## SOURCE DATA
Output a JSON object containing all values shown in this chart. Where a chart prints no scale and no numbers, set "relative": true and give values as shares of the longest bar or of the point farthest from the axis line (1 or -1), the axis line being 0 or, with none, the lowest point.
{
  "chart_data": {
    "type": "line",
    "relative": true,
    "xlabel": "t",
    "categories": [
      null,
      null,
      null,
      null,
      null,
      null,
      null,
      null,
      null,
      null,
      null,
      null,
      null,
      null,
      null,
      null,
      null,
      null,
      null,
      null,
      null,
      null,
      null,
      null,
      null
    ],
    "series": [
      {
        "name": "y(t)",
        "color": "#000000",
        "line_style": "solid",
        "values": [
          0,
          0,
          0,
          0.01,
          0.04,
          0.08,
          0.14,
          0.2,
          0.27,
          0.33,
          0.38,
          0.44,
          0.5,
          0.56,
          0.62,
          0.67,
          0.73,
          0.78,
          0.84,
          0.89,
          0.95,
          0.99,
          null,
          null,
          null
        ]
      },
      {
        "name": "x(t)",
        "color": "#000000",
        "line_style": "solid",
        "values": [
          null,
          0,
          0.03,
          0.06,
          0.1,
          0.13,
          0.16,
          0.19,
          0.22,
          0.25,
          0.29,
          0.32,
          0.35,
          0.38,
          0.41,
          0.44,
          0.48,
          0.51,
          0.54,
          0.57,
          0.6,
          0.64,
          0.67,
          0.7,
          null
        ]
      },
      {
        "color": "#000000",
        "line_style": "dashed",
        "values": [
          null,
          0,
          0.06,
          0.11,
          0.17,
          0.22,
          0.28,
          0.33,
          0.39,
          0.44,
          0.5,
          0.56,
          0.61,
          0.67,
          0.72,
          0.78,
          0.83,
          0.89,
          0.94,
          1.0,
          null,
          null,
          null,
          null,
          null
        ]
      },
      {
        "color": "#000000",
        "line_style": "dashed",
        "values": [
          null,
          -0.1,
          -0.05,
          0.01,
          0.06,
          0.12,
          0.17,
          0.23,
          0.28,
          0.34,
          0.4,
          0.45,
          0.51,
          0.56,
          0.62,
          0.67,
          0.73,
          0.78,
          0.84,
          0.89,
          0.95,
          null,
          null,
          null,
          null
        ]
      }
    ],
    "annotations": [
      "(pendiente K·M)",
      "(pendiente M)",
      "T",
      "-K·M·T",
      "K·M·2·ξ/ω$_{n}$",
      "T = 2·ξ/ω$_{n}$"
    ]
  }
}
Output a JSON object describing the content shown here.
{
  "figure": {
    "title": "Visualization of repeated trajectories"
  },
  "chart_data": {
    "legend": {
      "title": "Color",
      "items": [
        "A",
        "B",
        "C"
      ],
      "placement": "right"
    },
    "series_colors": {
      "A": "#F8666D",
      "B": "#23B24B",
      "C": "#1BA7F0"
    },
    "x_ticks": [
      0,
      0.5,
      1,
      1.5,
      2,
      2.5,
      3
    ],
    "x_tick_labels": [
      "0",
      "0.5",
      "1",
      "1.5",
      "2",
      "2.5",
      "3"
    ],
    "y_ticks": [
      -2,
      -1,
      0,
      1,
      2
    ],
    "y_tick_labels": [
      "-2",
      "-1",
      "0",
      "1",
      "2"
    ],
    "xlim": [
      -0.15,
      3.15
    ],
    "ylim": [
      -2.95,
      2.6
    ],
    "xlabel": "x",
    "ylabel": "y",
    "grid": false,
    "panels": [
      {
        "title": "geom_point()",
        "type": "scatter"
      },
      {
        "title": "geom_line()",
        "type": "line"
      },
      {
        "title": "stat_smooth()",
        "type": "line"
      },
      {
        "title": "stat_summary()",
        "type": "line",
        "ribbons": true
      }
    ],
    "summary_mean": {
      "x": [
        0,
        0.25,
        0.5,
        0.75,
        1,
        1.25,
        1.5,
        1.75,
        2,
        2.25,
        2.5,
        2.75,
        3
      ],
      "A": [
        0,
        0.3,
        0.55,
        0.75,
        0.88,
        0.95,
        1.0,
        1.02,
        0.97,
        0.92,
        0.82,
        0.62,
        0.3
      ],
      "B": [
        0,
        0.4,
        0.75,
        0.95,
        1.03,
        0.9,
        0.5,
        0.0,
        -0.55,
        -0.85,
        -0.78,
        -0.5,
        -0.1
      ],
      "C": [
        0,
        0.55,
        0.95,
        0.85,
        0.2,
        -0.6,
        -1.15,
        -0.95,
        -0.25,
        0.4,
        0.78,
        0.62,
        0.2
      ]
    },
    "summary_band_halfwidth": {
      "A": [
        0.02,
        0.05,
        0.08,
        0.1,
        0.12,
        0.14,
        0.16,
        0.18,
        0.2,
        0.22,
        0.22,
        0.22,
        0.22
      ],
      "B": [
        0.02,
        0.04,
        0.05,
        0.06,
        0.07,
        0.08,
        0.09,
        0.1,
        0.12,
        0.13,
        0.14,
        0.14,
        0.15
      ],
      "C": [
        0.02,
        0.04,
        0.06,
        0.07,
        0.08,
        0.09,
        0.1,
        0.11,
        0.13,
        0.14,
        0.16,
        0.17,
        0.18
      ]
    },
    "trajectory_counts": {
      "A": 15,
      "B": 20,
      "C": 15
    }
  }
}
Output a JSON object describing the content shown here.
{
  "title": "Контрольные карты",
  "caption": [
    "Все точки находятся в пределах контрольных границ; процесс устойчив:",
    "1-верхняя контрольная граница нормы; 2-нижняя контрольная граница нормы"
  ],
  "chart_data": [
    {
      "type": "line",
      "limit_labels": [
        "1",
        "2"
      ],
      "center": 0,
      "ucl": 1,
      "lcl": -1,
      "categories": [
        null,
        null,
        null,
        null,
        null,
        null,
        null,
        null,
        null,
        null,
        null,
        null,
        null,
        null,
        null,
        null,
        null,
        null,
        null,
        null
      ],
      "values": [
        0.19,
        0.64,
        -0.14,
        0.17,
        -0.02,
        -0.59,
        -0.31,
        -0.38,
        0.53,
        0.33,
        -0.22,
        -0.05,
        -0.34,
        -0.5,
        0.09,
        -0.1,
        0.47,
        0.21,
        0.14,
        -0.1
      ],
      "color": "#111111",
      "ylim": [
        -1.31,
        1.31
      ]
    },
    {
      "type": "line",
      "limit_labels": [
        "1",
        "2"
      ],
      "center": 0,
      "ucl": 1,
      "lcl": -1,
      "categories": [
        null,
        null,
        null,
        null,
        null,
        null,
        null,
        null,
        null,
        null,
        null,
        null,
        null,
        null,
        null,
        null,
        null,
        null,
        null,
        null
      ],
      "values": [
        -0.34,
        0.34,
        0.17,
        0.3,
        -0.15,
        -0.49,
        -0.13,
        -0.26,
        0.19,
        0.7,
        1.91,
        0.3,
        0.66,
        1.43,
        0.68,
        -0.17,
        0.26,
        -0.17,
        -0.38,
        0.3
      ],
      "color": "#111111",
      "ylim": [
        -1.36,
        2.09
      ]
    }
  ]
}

## WHAT THIS TASK INVOLVES
Give every line of the material again, exactly as it reads.

## OUTPUT FOR THIS EXERCISE
Output a JSON object containing all values shown in this chart. Where a chart prints no scale and no numbers, set "relative": true and give values as shares of the longest bar or of the point farthest from the axis line (1 or -1), the axis line being 0 or, with none, the lowest point.
{
  "chart_data": {
    "type": "line",
    "relative": true,
    "xlabel": "t",
    "categories": [
      null,
      null,
      null,
      null,
      null,
      null,
      null,
      null,
      null,
      null,
      null,
      null,
      null,
      null,
      null,
      null,
      null,
      null,
      null,
      null,
      null,
      null,
      null,
      null,
      null
    ],
    "series": [
      {
        "name": "y(t)",
        "color": "#000000",
        "line_style": "solid",
        "values": [
          0,
          0,
          0,
          0.01,
          0.04,
          0.08,
          0.14,
          0.2,
          0.27,
          0.33,
          0.38,
          0.44,
          0.5,
          0.56,
          0.62,
          0.67,
          0.73,
          0.78,
          0.84,
          0.89,
          0.95,
          0.99,
          null,
          null,
          null
        ]
      },
      {
        "name": "x(t)",
        "color": "#000000",
        "line_style": "solid",
        "values": [
          null,
          0,
          0.03,
          0.06,
          0.1,
          0.13,
          0.16,
          0.19,
          0.22,
          0.25,
          0.29,
          0.32,
          0.35,
          0.38,
          0.41,
          0.44,
          0.48,
          0.51,
          0.54,
          0.57,
          0.6,
          0.64,
          0.67,
          0.7,
          null
        ]
      },
      {
        "color": "#000000",
        "line_style": "dashed",
        "values": [
          null,
          0,
          0.06,
          0.11,
          0.17,
          0.22,
          0.28,
          0.33,
          0.39,
          0.44,
          0.5,
          0.56,
          0.61,
          0.67,
          0.72,
          0.78,
          0.83,
          0.89,
          0.94,
          1.0,
          null,
          null,
          null,
          null,
          null
        ]
      },
      {
        "color": "#000000",
        "line_style": "dashed",
        "values": [
          null,
          -0.1,
          -0.05,
          0.01,
          0.06,
          0.12,
          0.17,
          0.23,
          0.28,
          0.34,
          0.4,
          0.45,
          0.51,
          0.56,
          0.62,
          0.67,
          0.73,
          0.78,
          0.84,
          0.89,
          0.95,
          null,
          null,
          null,
          null
        ]
      }
    ],
    "annotations": [
      "(pendiente K·M)",
      "(pendiente M)",
      "T",
      "-K·M·T",
      "K·M·2·ξ/ω$_{n}$",
      "T = 2·ξ/ω$_{n}$"
    ]
  }
}
Output a JSON object describing the content shown here.
{
  "figure": {
    "title": "Visualization of repeated trajectories"
  },
  "chart_data": {
    "legend": {
      "title": "Color",
      "items": [
        "A",
        "B",
        "C"
      ],
      "placement": "right"
    },
    "series_colors": {
      "A": "#F8666D",
      "B": "#23B24B",
      "C": "#1BA7F0"
    },
    "x_ticks": [
      0,
      0.5,
      1,
      1.5,
      2,
      2.5,
      3
    ],
    "x_tick_labels": [
      "0",
      "0.5",
      "1",
      "1.5",
      "2",
      "2.5",
      "3"
    ],
    "y_ticks": [
      -2,
      -1,
      0,
      1,
      2
    ],
    "y_tick_labels": [
      "-2",
      "-1",
      "0",
      "1",
      "2"
    ],
    "xlim": [
      -0.15,
      3.15
    ],
    "ylim": [
      -2.95,
      2.6
    ],
    "xlabel": "x",
    "ylabel": "y",
    "grid": false,
    "panels": [
      {
        "title": "geom_point()",
        "type": "scatter"
      },
      {
        "title": "geom_line()",
        "type": "line"
      },
      {
        "title": "stat_smooth()",
        "type": "line"
      },
      {
        "title": "stat_summary()",
        "type": "line",
        "ribbons": true
      }
    ],
    "summary_mean": {
      "x": [
        0,
        0.25,
        0.5,
        0.75,
        1,
        1.25,
        1.5,
        1.75,
        2,
        2.25,
        2.5,
        2.75,
        3
      ],
      "A": [
        0,
        0.3,
        0.55,
        0.75,
        0.88,
        0.95,
        1.0,
        1.02,
        0.97,
        0.92,
        0.82,
        0.62,
        0.3
      ],
      "B": [
        0,
        0.4,
        0.75,
        0.95,
        1.03,
        0.9,
        0.5,
        0.0,
        -0.55,
        -0.85,
        -0.78,
        -0.5,
        -0.1
      ],
      "C": [
        0,
        0.55,
        0.95,
        0.85,
        0.2,
        -0.6,
        -1.15,
        -0.95,
        -0.25,
        0.4,
        0.78,
        0.62,
        0.2
      ]
    },
    "summary_band_halfwidth": {
      "A": [
        0.02,
        0.05,
        0.08,
        0.1,
        0.12,
        0.14,
        0.16,
        0.18,
        0.2,
        0.22,
        0.22,
        0.22,
        0.22
      ],
      "B": [
        0.02,
        0.04,
        0.05,
        0.06,
        0.07,
        0.08,
        0.09,
        0.1,
        0.12,
        0.13,
        0.14,
        0.14,
        0.15
      ],
      "C": [
        0.02,
        0.04,
        0.06,
        0.07,
        0.08,
        0.09,
        0.1,
        0.11,
        0.13,
        0.14,
        0.16,
        0.17,
        0.18
      ]
    },
    "trajectory_counts": {
      "A": 15,
      "B": 20,
      "C": 15
    }
  }
}
Output a JSON object describing the content shown here.
{
  "title": "Контрольные карты",
  "caption": [
    "Все точки находятся в пределах контрольных границ; процесс устойчив:",
    "1-верхняя контрольная граница нормы; 2-нижняя контрольная граница нормы"
  ],
  "chart_data": [
    {
      "type": "line",
      "limit_labels": [
        "1",
        "2"
      ],
      "center": 0,
      "ucl": 1,
      "lcl": -1,
      "categories": [
        null,
        null,
        null,
        null,
        null,
        null,
        null,
        null,
        null,
        null,
        null,
        null,
        null,
        null,
        null,
        null,
        null,
        null,
        null,
        null
      ],
      "values": [
        0.19,
        0.64,
        -0.14,
        0.17,
        -0.02,
        -0.59,
        -0.31,
        -0.38,
        0.53,
        0.33,
        -0.22,
        -0.05,
        -0.34,
        -0.5,
        0.09,
        -0.1,
        0.47,
        0.21,
        0.14,
        -0.1
      ],
      "color": "#111111",
      "ylim": [
        -1.31,
        1.31
      ]
    },
    {
      "type": "line",
      "limit_labels": [
        "1",
        "2"
      ],
      "center": 0,
      "ucl": 1,
      "lcl": -1,
      "categories": [
        null,
        null,
        null,
        null,
        null,
        null,
        null,
        null,
        null,
        null,
        null,
        null,
        null,
        null,
        null,
        null,
        null,
        null,
        null,
        null
      ],
      "values": [
        -0.34,
        0.34,
        0.17,
        0.3,
        -0.15,
        -0.49,
        -0.13,
        -0.26,
        0.19,
        0.7,
        1.91,
        0.3,
        0.66,
        1.43,
        0.68,
        -0.17,
        0.26,
        -0.17,
        -0.38,
        0.3
      ],
      "color": "#111111",
      "ylim": [
        -1.36,
        2.09
      ]
    }
  ]
}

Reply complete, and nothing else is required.